ARTICLE =>
+ + + +
# New Gen Thundercats.



## ~Jester (May 3, 2015)

Ok, so I just discovered the remake of the thundercats from the 80's and my mind has been blown. I had seen the 80's version before and it sucks. I was never part of that legacy and am now just watching this remake, which is far farrrr better IMO. It is sad that it was canceled after only one season because it was an amazing production. Been watching all the episodes up to # 13 until now. I've ordered all the season one dvds .



Here is season "one", episode one.

https://www.youtube.com/watch?v=Ug14__Zdhto


----------



## Butters Shikkon (May 3, 2015)

~Jester said:


> I had seen the 80's version before and it sucks.










Anywho, I thought the newer version was a lil too anime-like. And it's themesong can never beat this: https://www.youtube.com/watch?v=HcGNqrAtsgg


----------



## ~Jester (May 3, 2015)

Butters Shikkon said:


> Anywho, I thought the newer version was a lil too anime-like. And it's themesong can never beat this: https://www.youtube.com/watch?v=HcGNqrAtsgg



The anime part was my favorite part of the new series. Catchy intro for the 80's version I must say but I can't stand tights, anthro or human lol.


----------



## R_Magedn (May 3, 2015)

~Jester said:


> I had seen the 80's version before and it sucks.



*
PHILISTINE!
HERETIC! 
BLASPHEMER!
*Somebody bring me two wood posts and a handful of nails.​


----------



## lupinealchemist (May 3, 2015)
+ + + +
OBJECTIVE => In the thread, what does ~Jester say they have ordered? Rely on the thread alone, not the listing.

MATERIAL =>
+ + + +
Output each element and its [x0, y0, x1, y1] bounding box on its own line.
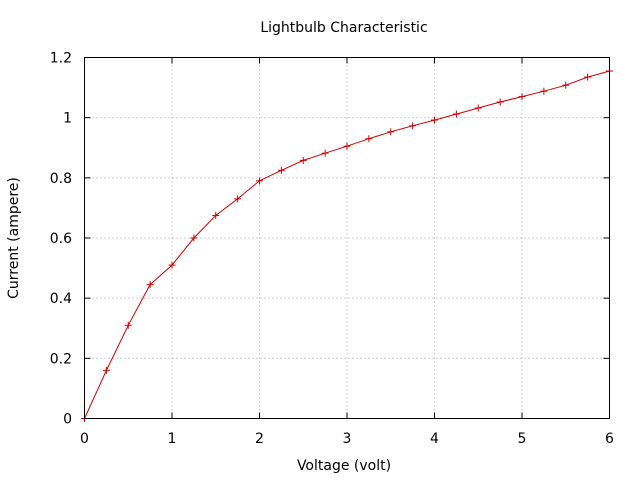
+ + + +
SOLVED PROBLEM => All the season one DVDs.